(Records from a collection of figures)
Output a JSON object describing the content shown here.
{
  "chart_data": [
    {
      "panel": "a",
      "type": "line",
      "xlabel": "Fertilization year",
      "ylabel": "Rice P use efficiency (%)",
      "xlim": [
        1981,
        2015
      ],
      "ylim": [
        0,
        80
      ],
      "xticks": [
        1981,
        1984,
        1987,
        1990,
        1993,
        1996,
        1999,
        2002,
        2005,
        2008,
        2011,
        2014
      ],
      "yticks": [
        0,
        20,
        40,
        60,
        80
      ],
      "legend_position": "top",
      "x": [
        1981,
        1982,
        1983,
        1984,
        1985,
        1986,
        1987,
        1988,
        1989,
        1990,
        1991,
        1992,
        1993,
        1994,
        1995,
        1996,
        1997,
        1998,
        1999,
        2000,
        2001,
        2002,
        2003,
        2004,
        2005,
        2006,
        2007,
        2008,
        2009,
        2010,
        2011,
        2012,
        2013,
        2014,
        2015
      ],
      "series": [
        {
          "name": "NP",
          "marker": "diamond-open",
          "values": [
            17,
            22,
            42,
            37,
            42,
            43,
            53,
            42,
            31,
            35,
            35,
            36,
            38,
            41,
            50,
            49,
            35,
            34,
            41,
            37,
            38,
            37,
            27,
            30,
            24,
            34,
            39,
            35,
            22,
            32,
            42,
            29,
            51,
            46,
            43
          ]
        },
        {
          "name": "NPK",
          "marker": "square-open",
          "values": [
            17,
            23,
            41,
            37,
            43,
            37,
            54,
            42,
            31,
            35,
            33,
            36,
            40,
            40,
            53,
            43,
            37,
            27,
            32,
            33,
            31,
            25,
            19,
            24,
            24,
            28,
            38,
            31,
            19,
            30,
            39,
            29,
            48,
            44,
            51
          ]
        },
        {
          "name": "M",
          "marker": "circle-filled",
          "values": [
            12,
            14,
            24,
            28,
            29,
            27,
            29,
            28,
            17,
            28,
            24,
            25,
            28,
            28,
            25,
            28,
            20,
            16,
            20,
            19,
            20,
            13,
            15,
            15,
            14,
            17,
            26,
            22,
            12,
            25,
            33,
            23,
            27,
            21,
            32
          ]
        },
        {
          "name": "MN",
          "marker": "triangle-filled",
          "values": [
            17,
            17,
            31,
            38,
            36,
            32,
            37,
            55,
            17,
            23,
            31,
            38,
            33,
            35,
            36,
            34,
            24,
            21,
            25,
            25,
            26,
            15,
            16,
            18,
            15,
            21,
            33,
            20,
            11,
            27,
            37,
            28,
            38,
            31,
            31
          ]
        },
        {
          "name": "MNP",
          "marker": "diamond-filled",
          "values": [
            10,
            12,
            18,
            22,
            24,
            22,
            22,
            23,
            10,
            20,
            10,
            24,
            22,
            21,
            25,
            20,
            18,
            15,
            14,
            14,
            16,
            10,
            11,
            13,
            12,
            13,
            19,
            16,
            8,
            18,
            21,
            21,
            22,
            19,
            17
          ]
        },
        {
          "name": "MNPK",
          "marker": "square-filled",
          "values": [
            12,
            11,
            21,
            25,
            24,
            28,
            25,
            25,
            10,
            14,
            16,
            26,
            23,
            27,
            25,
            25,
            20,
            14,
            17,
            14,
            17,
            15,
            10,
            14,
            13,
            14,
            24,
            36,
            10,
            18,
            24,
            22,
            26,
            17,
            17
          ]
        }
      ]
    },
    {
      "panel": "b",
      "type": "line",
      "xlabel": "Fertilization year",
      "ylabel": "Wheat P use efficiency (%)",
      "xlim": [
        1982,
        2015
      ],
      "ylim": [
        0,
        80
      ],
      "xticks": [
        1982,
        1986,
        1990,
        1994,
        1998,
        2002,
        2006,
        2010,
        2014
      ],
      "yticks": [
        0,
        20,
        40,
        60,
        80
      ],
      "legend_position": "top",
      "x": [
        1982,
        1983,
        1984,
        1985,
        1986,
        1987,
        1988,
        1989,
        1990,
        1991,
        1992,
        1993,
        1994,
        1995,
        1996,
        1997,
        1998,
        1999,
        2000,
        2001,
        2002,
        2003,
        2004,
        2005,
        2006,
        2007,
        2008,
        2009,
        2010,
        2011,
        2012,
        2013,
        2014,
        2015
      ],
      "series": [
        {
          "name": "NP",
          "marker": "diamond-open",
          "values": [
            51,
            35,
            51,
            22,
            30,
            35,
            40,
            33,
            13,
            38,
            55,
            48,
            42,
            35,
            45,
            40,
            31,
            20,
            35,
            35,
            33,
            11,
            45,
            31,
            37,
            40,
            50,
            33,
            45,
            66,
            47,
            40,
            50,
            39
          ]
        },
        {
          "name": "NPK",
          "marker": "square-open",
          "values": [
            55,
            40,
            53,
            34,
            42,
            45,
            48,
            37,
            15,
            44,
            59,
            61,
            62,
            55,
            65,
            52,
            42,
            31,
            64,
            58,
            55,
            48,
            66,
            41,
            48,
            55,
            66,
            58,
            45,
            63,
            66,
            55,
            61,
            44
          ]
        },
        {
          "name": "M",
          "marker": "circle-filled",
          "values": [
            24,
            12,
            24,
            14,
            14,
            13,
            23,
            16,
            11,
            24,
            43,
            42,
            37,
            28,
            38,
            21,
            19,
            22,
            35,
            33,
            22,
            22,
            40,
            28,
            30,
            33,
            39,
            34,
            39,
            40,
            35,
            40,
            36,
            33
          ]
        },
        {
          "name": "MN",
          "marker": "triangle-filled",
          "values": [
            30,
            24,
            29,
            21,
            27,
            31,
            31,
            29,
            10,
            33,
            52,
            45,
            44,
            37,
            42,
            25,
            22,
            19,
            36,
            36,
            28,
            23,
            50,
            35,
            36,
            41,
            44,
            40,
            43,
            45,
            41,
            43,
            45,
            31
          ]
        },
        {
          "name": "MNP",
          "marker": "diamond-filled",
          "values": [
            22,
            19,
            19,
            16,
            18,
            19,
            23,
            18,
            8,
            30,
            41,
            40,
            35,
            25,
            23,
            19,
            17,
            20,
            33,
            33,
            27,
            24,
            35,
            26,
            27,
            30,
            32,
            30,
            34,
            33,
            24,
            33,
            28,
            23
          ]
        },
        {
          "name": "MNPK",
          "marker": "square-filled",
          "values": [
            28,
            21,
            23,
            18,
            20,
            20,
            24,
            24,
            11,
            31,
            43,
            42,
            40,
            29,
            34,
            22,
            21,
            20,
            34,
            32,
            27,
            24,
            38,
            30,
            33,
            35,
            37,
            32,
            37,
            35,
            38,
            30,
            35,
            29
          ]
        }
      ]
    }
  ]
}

- **What the task requires**
Print back all the lines verbatim.

- **Solution below**
Output a JSON object describing the content shown here.
{
  "chart_data": [
    {
      "panel": "a",
      "type": "line",
      "xlabel": "Fertilization year",
      "ylabel": "Rice P use efficiency (%)",
      "xlim": [
        1981,
        2015
      ],
      "ylim": [
        0,
        80
      ],
      "xticks": [
        1981,
        1984,
        1987,
        1990,
        1993,
        1996,
        1999,
        2002,
        2005,
        2008,
        2011,
        2014
      ],
      "yticks": [
        0,
        20,
        40,
        60,
        80
      ],
      "legend_position": "top",
      "x": [
        1981,
        1982,
        1983,
        1984,
        1985,
        1986,
        1987,
        1988,
        1989,
        1990,
        1991,
        1992,
        1993,
        1994,
        1995,
        1996,
        1997,
        1998,
        1999,
        2000,
        2001,
        2002,
        2003,
        2004,
        2005,
        2006,
        2007,
        2008,
        2009,
        2010,
        2011,
        2012,
        2013,
        2014,
        2015
      ],
      "series": [
        {
          "name": "NP",
          "marker": "diamond-open",
          "values": [
            17,
            22,
            42,
            37,
            42,
            43,
            53,
            42,
            31,
            35,
            35,
            36,
            38,
            41,
            50,
            49,
            35,
            34,
            41,
            37,
            38,
            37,
            27,
            30,
            24,
            34,
            39,
            35,
            22,
            32,
            42,
            29,
            51,
            46,
            43
          ]
        },
        {
          "name": "NPK",
          "marker": "square-open",
          "values": [
            17,
            23,
            41,
            37,
            43,
            37,
            54,
            42,
            31,
            35,
            33,
            36,
            40,
            40,
            53,
            43,
            37,
            27,
            32,
            33,
            31,
            25,
            19,
            24,
            24,
            28,
            38,
            31,
            19,
            30,
            39,
            29,
            48,
            44,
            51
          ]
        },
        {
          "name": "M",
          "marker": "circle-filled",
          "values": [
            12,
            14,
            24,
            28,
            29,
            27,
            29,
            28,
            17,
            28,
            24,
            25,
            28,
            28,
            25,
            28,
            20,
            16,
            20,
            19,
            20,
            13,
            15,
            15,
            14,
            17,
            26,
            22,
            12,
            25,
            33,
            23,
            27,
            21,
            32
          ]
        },
        {
          "name": "MN",
          "marker": "triangle-filled",
          "values": [
            17,
            17,
            31,
            38,
            36,
            32,
            37,
            55,
            17,
            23,
            31,
            38,
            33,
            35,
            36,
            34,
            24,
            21,
            25,
            25,
            26,
            15,
            16,
            18,
            15,
            21,
            33,
            20,
            11,
            27,
            37,
            28,
            38,
            31,
            31
          ]
        },
        {
          "name": "MNP",
          "marker": "diamond-filled",
          "values": [
            10,
            12,
            18,
            22,
            24,
            22,
            22,
            23,
            10,
            20,
            10,
            24,
            22,
            21,
            25,
            20,
            18,
            15,
            14,
            14,
            16,
            10,
            11,
            13,
            12,
            13,
            19,
            16,
            8,
            18,
            21,
            21,
            22,
            19,
            17
          ]
        },
        {
          "name": "MNPK",
          "marker": "square-filled",
          "values": [
            12,
            11,
            21,
            25,
            24,
            28,
            25,
            25,
            10,
            14,
            16,
            26,
            23,
            27,
            25,
            25,
            20,
            14,
            17,
            14,
            17,
            15,
            10,
            14,
            13,
            14,
            24,
            36,
            10,
            18,
            24,
            22,
            26,
            17,
            17
          ]
        }
      ]
    },
    {
      "panel": "b",
      "type": "line",
      "xlabel": "Fertilization year",
      "ylabel": "Wheat P use efficiency (%)",
      "xlim": [
        1982,
        2015
      ],
      "ylim": [
        0,
        80
      ],
      "xticks": [
        1982,
        1986,
        1990,
        1994,
        1998,
        2002,
        2006,
        2010,
        2014
      ],
      "yticks": [
        0,
        20,
        40,
        60,
        80
      ],
      "legend_position": "top",
      "x": [
        1982,
        1983,
        1984,
        1985,
        1986,
        1987,
        1988,
        1989,
        1990,
        1991,
        1992,
        1993,
        1994,
        1995,
        1996,
        1997,
        1998,
        1999,
        2000,
        2001,
        2002,
        2003,
        2004,
        2005,
        2006,
        2007,
        2008,
        2009,
        2010,
        2011,
        2012,
        2013,
        2014,
        2015
      ],
      "series": [
        {
          "name": "NP",
          "marker": "diamond-open",
          "values": [
            51,
            35,
            51,
            22,
            30,
            35,
            40,
            33,
            13,
            38,
            55,
            48,
            42,
            35,
            45,
            40,
            31,
            20,
            35,
            35,
            33,
            11,
            45,
            31,
            37,
            40,
            50,
            33,
            45,
            66,
            47,
            40,
            50,
            39
          ]
        },
        {
          "name": "NPK",
          "marker": "square-open",
          "values": [
            55,
            40,
            53,
            34,
            42,
            45,
            48,
            37,
            15,
            44,
            59,
            61,
            62,
            55,
            65,
            52,
            42,
            31,
            64,
            58,
            55,
            48,
            66,
            41,
            48,
            55,
            66,
            58,
            45,
            63,
            66,
            55,
            61,
            44
          ]
        },
        {
          "name": "M",
          "marker": "circle-filled",
          "values": [
            24,
            12,
            24,
            14,
            14,
            13,
            23,
            16,
            11,
            24,
            43,
            42,
            37,
            28,
            38,
            21,
            19,
            22,
            35,
            33,
            22,
            22,
            40,
            28,
            30,
            33,
            39,
            34,
            39,
            40,
            35,
            40,
            36,
            33
          ]
        },
        {
          "name": "MN",
          "marker": "triangle-filled",
          "values": [
            30,
            24,
            29,
            21,
            27,
            31,
            31,
            29,
            10,
            33,
            52,
            45,
            44,
            37,
            42,
            25,
            22,
            19,
            36,
            36,
            28,
            23,
            50,
            35,
            36,
            41,
            44,
            40,
            43,
            45,
            41,
            43,
            45,
            31
          ]
        },
        {
          "name": "MNP",
          "marker": "diamond-filled",
          "values": [
            22,
            19,
            19,
            16,
            18,
            19,
            23,
            18,
            8,
            30,
            41,
            40,
            35,
            25,
            23,
            19,
            17,
            20,
            33,
            33,
            27,
            24,
            35,
            26,
            27,
            30,
            32,
            30,
            34,
            33,
            24,
            33,
            28,
            23
          ]
        },
        {
          "name": "MNPK",
          "marker": "square-filled",
          "values": [
            28,
            21,
            23,
            18,
            20,
            20,
            24,
            24,
            11,
            31,
            43,
            42,
            40,
            29,
            34,
            22,
            21,
            20,
            34,
            32,
            27,
            24,
            38,
            30,
            33,
            35,
            37,
            32,
            37,
            35,
            38,
            30,
            35,
            29
          ]
        }
      ]
    }
  ]
}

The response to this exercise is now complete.